Data records:
★ ★ ★ ★ ★ ★ ★
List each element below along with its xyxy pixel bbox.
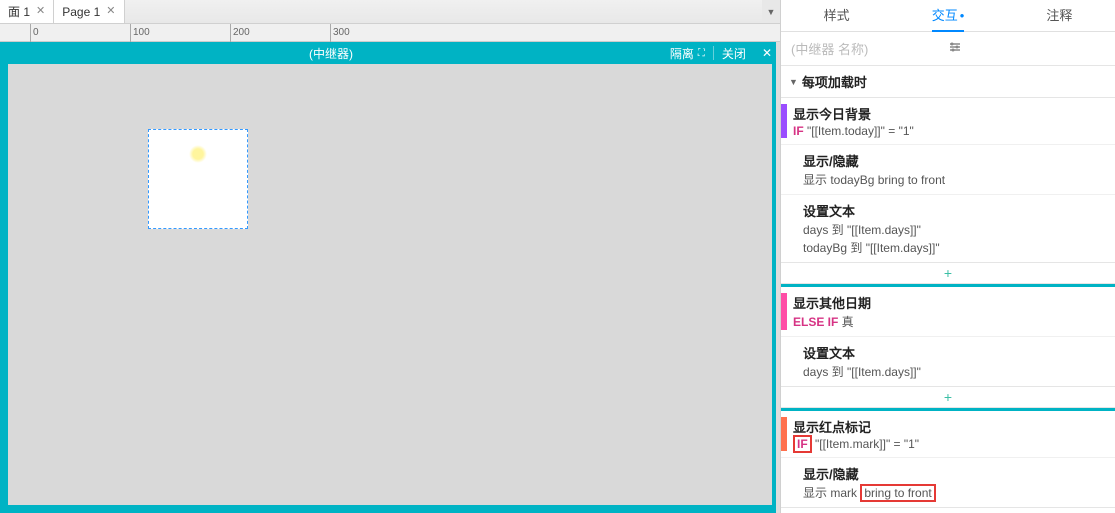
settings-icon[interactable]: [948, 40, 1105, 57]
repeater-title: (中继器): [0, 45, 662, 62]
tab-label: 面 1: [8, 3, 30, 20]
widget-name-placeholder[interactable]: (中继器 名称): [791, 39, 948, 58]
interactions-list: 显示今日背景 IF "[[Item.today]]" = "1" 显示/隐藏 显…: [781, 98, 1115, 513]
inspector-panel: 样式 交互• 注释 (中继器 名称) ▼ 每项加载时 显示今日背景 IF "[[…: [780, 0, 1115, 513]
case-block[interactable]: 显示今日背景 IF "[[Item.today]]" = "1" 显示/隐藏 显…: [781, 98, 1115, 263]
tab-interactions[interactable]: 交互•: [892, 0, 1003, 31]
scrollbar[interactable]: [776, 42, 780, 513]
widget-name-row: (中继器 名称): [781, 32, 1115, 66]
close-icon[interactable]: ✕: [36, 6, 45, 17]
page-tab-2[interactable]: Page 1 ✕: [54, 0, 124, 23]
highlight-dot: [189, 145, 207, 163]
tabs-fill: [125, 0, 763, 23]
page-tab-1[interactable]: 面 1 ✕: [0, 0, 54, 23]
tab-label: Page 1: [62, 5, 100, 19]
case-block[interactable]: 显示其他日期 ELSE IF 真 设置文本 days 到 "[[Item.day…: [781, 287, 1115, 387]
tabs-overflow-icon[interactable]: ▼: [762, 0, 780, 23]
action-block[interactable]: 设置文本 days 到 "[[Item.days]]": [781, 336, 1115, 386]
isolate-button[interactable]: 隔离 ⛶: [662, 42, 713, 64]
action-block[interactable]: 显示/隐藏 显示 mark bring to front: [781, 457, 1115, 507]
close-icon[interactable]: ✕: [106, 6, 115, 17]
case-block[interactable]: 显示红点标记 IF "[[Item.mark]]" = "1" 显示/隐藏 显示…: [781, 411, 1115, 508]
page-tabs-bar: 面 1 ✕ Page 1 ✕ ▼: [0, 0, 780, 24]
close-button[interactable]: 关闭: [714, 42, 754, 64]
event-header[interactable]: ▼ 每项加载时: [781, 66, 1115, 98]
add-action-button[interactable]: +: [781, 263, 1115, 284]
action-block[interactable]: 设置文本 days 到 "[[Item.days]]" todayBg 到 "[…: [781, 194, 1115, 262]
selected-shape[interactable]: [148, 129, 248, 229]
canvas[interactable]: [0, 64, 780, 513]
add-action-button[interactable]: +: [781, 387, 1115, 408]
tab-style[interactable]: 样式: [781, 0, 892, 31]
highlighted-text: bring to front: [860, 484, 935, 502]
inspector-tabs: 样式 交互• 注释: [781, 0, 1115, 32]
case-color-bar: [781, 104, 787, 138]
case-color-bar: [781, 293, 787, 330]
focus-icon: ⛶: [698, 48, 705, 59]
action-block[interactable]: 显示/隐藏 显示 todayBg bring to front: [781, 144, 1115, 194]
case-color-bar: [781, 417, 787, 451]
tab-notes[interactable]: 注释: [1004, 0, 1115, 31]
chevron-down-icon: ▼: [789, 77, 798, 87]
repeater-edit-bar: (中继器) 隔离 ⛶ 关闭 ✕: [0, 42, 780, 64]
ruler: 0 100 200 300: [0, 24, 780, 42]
★ ★ ★ ★ ★ ★ ★
- _Directions_:
Can you give the listing again with every "action-block" replaced by "action-item", changing nothing else and leaving out the pictures?

- _Reply to the exercise_:
List each element below along with its xyxy pixel bbox.
settings-icon[interactable]: [948, 40, 1105, 57]
repeater-title: (中继器): [0, 45, 662, 62]
tab-label: 面 1: [8, 3, 30, 20]
widget-name-placeholder[interactable]: (中继器 名称): [791, 39, 948, 58]
interactions-list: 显示今日背景 IF "[[Item.today]]" = "1" 显示/隐藏 显…: [781, 98, 1115, 513]
inspector-panel: 样式 交互• 注释 (中继器 名称) ▼ 每项加载时 显示今日背景 IF "[[…: [780, 0, 1115, 513]
case-block[interactable]: 显示今日背景 IF "[[Item.today]]" = "1" 显示/隐藏 显…: [781, 98, 1115, 263]
tab-interactions[interactable]: 交互•: [892, 0, 1003, 31]
scrollbar[interactable]: [776, 42, 780, 513]
widget-name-row: (中继器 名称): [781, 32, 1115, 66]
close-icon[interactable]: ✕: [36, 6, 45, 17]
page-tab-2[interactable]: Page 1 ✕: [54, 0, 124, 23]
highlight-dot: [189, 145, 207, 163]
tabs-fill: [125, 0, 763, 23]
page-tab-1[interactable]: 面 1 ✕: [0, 0, 54, 23]
tab-label: Page 1: [62, 5, 100, 19]
case-block[interactable]: 显示其他日期 ELSE IF 真 设置文本 days 到 "[[Item.day…: [781, 287, 1115, 387]
tabs-overflow-icon[interactable]: ▼: [762, 0, 780, 23]
action-item[interactable]: 设置文本 days 到 "[[Item.days]]": [781, 336, 1115, 386]
isolate-button[interactable]: 隔离 ⛶: [662, 42, 713, 64]
action-item[interactable]: 显示/隐藏 显示 mark bring to front: [781, 457, 1115, 507]
close-icon[interactable]: ✕: [106, 6, 115, 17]
case-block[interactable]: 显示红点标记 IF "[[Item.mark]]" = "1" 显示/隐藏 显示…: [781, 411, 1115, 508]
page-tabs-bar: 面 1 ✕ Page 1 ✕ ▼: [0, 0, 780, 24]
close-button[interactable]: 关闭: [714, 42, 754, 64]
event-header[interactable]: ▼ 每项加载时: [781, 66, 1115, 98]
add-action-button[interactable]: +: [781, 263, 1115, 284]
action-item[interactable]: 设置文本 days 到 "[[Item.days]]" todayBg 到 "[…: [781, 194, 1115, 262]
selected-shape[interactable]: [148, 129, 248, 229]
canvas[interactable]: [0, 64, 780, 513]
add-action-button[interactable]: +: [781, 387, 1115, 408]
tab-style[interactable]: 样式: [781, 0, 892, 31]
highlighted-text: bring to front: [860, 484, 935, 502]
inspector-tabs: 样式 交互• 注释: [781, 0, 1115, 32]
case-color-bar: [781, 104, 787, 138]
case-color-bar: [781, 293, 787, 330]
focus-icon: ⛶: [698, 48, 705, 59]
action-item[interactable]: 显示/隐藏 显示 todayBg bring to front: [781, 144, 1115, 194]
case-color-bar: [781, 417, 787, 451]
tab-notes[interactable]: 注释: [1004, 0, 1115, 31]
chevron-down-icon: ▼: [789, 77, 798, 87]
repeater-edit-bar: (中继器) 隔离 ⛶ 关闭 ✕: [0, 42, 780, 64]
ruler: 0 100 200 300: [0, 24, 780, 42]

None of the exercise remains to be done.